▶ [WHAT THIS EXERCISE ASKS]
**1.** Answer these questions about the text on datacenter traffic optimization, using only what it states.
(a) What is used for traffic data collection in the current method?
(b) How long does the current process take?
(c) With what do the authors want to automate the entire process?
**2.** In the text on datacenter traffic optimization, write out the stretch from "Li Chen, Justinas" through "traffic concentration, etc." again, replacing "heuristic" with "rule" throughout.
**3.** List every author named in the text on datacenter traffic optimization.

▶ [EXTRACTED TEXT]
*****

AuTO: Scaling Deep Reinforcement Learning for Datacenter-Scale Automatic Traffic Optimization



Authors:

Li Chen, Justinas Lingys, Kai Chen, Feng Liu

Current method for Datacenter traffic optimization:

A monitoring system is used for traffic data collection, after enough data is collected it is presented to engineers who perform data analysis, apply their application layer knowledge to produce a heuristic. This heuristic is tested using run simulation tools to find the optimal parameter settings. This process takes weeks or even months. In this way traffic optimization policies are generated for varying traffic load, flow size distribution, traffic concentration, etc.

The problem:

Due to the large turn around time there is data staleness because the characteristics traffic distribution that the system was built on maybe different from the current traffic characteristics and even when the traffic distributions are the same there maybe parameter- environment miss match which leads to a performance degradation. Both these problems can be avoided is the turn around time is reduced to seconds. Thus the authors want to automate the entire process with Deep Reinforcement Learning to bring the turn around time down to seconds.

*****

▶ [INFORMATION]

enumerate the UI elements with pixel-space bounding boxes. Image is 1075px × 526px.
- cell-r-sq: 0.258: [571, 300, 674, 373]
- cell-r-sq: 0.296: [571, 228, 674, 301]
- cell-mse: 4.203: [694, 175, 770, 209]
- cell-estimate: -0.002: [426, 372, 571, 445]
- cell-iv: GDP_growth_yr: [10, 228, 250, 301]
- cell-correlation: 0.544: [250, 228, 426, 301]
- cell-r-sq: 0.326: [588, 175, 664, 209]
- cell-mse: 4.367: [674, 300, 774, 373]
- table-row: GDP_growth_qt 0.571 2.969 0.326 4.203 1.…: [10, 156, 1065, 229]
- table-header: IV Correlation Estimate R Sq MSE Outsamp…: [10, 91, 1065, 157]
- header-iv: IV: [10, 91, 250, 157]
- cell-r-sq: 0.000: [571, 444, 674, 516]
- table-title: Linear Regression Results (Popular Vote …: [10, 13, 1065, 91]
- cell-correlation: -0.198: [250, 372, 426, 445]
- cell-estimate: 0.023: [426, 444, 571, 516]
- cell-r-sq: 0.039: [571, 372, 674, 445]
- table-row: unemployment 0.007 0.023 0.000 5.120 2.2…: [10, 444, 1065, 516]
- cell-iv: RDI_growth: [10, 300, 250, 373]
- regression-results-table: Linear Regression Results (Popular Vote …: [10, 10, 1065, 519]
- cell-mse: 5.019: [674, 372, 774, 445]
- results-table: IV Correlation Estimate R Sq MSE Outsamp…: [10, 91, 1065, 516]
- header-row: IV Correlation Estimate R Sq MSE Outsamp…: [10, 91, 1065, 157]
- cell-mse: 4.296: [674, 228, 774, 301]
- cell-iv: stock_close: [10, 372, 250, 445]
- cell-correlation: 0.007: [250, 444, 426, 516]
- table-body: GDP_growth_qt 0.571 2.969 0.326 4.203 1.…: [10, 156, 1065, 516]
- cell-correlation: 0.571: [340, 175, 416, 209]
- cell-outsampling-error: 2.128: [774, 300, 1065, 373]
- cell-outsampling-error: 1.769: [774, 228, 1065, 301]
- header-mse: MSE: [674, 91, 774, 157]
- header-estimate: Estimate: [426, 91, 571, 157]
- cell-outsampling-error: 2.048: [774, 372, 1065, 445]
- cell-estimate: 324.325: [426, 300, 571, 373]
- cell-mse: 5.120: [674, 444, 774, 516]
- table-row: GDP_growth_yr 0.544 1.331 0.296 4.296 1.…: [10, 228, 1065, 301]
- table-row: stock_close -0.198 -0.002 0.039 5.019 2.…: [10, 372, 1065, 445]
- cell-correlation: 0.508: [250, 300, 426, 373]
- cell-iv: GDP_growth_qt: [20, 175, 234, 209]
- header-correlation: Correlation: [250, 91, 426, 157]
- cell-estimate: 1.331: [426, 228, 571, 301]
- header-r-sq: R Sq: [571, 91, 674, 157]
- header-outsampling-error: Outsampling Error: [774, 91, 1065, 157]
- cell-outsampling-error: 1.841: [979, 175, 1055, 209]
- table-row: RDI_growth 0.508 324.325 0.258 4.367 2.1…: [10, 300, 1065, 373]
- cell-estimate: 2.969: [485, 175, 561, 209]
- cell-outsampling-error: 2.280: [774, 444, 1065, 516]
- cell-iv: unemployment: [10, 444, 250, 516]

*****

▶ [TASK-BY-TASK OUTPUTS]
**1.**
(a) A monitoring system.
(b) Weeks or even months.
(c) Deep Reinforcement Learning.

**2.**
Li Chen, Justinas Lingys, Kai Chen, Feng Liu

Current method for Datacenter traffic optimization:

A monitoring system is used for traffic data collection, after enough data is collected it is presented to engineers who perform data analysis, apply their application layer knowledge to produce a rule. This rule is tested using run simulation tools to find the optimal parameter settings. This process takes weeks or even months. In this way traffic optimization policies are generated for varying traffic load, flow size distribution, traffic concentration, etc.

**3.**
Li Chen
Justinas Lingys
Kai Chen
Feng Liu